* **What needs to be done**: Exclude the pictures, then repeat the remaining data exactly.

-------- Supplied data

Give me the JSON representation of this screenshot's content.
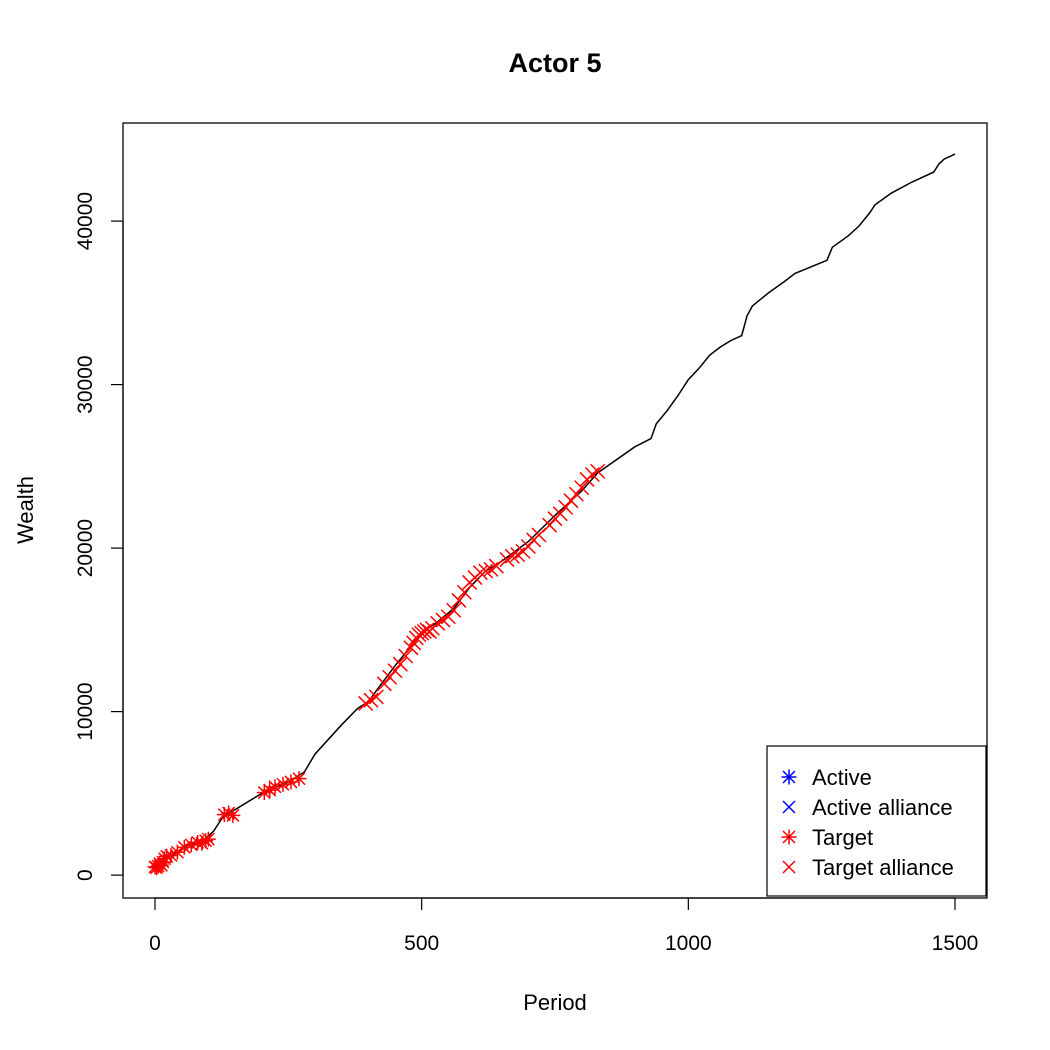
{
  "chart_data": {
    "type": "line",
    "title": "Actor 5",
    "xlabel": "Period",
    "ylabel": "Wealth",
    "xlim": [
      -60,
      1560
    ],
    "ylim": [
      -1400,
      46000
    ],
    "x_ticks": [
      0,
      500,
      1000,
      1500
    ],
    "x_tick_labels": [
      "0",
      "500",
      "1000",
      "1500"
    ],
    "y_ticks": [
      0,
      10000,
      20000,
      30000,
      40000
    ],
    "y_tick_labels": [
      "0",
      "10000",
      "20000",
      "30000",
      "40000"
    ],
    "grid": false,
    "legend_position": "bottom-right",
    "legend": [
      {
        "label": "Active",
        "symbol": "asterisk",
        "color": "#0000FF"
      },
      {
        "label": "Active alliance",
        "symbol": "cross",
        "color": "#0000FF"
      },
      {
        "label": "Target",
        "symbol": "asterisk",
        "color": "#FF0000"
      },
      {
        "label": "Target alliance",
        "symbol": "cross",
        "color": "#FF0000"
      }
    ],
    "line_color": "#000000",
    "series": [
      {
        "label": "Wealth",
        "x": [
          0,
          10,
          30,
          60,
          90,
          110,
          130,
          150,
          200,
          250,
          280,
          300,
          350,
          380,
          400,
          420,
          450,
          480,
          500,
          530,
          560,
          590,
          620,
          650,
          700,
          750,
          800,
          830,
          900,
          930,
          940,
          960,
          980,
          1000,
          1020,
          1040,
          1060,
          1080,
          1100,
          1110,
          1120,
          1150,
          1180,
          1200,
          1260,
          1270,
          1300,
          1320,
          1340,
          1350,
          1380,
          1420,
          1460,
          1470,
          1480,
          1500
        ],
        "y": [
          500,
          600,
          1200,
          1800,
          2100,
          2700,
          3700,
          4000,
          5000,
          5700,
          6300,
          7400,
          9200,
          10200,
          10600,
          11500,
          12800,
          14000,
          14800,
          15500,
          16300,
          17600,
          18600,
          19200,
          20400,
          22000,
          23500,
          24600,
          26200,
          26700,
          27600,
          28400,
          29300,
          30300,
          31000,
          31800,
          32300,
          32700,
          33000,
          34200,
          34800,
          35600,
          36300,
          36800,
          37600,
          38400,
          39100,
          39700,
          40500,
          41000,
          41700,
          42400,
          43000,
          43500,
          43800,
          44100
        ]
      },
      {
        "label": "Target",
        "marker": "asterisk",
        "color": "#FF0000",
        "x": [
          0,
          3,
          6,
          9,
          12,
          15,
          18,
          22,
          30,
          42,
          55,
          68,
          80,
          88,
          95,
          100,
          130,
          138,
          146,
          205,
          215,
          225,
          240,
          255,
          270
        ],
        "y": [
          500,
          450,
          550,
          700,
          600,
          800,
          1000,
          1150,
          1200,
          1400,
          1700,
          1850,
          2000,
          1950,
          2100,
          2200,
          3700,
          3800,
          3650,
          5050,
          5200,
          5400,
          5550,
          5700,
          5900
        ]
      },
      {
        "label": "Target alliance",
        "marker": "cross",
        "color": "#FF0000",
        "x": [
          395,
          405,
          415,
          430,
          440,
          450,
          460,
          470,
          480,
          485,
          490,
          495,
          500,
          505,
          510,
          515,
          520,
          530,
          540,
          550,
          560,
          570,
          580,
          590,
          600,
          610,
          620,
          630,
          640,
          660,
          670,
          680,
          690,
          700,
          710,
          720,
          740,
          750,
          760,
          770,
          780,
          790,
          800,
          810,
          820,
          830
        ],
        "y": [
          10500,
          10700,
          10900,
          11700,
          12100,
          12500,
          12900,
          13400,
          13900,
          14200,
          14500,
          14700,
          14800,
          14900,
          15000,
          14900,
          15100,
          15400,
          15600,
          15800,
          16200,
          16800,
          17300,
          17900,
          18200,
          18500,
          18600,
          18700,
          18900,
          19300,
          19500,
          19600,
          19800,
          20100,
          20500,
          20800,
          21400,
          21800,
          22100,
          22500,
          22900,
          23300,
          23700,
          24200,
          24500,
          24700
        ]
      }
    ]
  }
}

----------------

* **Task output**:
Give me the JSON representation of this screenshot's content.
{
  "chart_data": {
    "type": "line",
    "title": "Actor 5",
    "xlabel": "Period",
    "ylabel": "Wealth",
    "xlim": [
      -60,
      1560
    ],
    "ylim": [
      -1400,
      46000
    ],
    "x_ticks": [
      0,
      500,
      1000,
      1500
    ],
    "x_tick_labels": [
      "0",
      "500",
      "1000",
      "1500"
    ],
    "y_ticks": [
      0,
      10000,
      20000,
      30000,
      40000
    ],
    "y_tick_labels": [
      "0",
      "10000",
      "20000",
      "30000",
      "40000"
    ],
    "grid": false,
    "legend_position": "bottom-right",
    "legend": [
      {
        "label": "Active",
        "symbol": "asterisk",
        "color": "#0000FF"
      },
      {
        "label": "Active alliance",
        "symbol": "cross",
        "color": "#0000FF"
      },
      {
        "label": "Target",
        "symbol": "asterisk",
        "color": "#FF0000"
      },
      {
        "label": "Target alliance",
        "symbol": "cross",
        "color": "#FF0000"
      }
    ],
    "line_color": "#000000",
    "series": [
      {
        "label": "Wealth",
        "x": [
          0,
          10,
          30,
          60,
          90,
          110,
          130,
          150,
          200,
          250,
          280,
          300,
          350,
          380,
          400,
          420,
          450,
          480,
          500,
          530,
          560,
          590,
          620,
          650,
          700,
          750,
          800,
          830,
          900,
          930,
          940,
          960,
          980,
          1000,
          1020,
          1040,
          1060,
          1080,
          1100,
          1110,
          1120,
          1150,
          1180,
          1200,
          1260,
          1270,
          1300,
          1320,
          1340,
          1350,
          1380,
          1420,
          1460,
          1470,
          1480,
          1500
        ],
        "y": [
          500,
          600,
          1200,
          1800,
          2100,
          2700,
          3700,
          4000,
          5000,
          5700,
          6300,
          7400,
          9200,
          10200,
          10600,
          11500,
          12800,
          14000,
          14800,
          15500,
          16300,
          17600,
          18600,
          19200,
          20400,
          22000,
          23500,
          24600,
          26200,
          26700,
          27600,
          28400,
          29300,
          30300,
          31000,
          31800,
          32300,
          32700,
          33000,
          34200,
          34800,
          35600,
          36300,
          36800,
          37600,
          38400,
          39100,
          39700,
          40500,
          41000,
          41700,
          42400,
          43000,
          43500,
          43800,
          44100
        ]
      },
      {
        "label": "Target",
        "marker": "asterisk",
        "color": "#FF0000",
        "x": [
          0,
          3,
          6,
          9,
          12,
          15,
          18,
          22,
          30,
          42,
          55,
          68,
          80,
          88,
          95,
          100,
          130,
          138,
          146,
          205,
          215,
          225,
          240,
          255,
          270
        ],
        "y": [
          500,
          450,
          550,
          700,
          600,
          800,
          1000,
          1150,
          1200,
          1400,
          1700,
          1850,
          2000,
          1950,
          2100,
          2200,
          3700,
          3800,
          3650,
          5050,
          5200,
          5400,
          5550,
          5700,
          5900
        ]
      },
      {
        "label": "Target alliance",
        "marker": "cross",
        "color": "#FF0000",
        "x": [
          395,
          405,
          415,
          430,
          440,
          450,
          460,
          470,
          480,
          485,
          490,
          495,
          500,
          505,
          510,
          515,
          520,
          530,
          540,
          550,
          560,
          570,
          580,
          590,
          600,
          610,
          620,
          630,
          640,
          660,
          670,
          680,
          690,
          700,
          710,
          720,
          740,
          750,
          760,
          770,
          780,
          790,
          800,
          810,
          820,
          830
        ],
        "y": [
          10500,
          10700,
          10900,
          11700,
          12100,
          12500,
          12900,
          13400,
          13900,
          14200,
          14500,
          14700,
          14800,
          14900,
          15000,
          14900,
          15100,
          15400,
          15600,
          15800,
          16200,
          16800,
          17300,
          17900,
          18200,
          18500,
          18600,
          18700,
          18900,
          19300,
          19500,
          19600,
          19800,
          20100,
          20500,
          20800,
          21400,
          21800,
          22100,
          22500,
          22900,
          23300,
          23700,
          24200,
          24500,
          24700
        ]
      }
    ]
  }
}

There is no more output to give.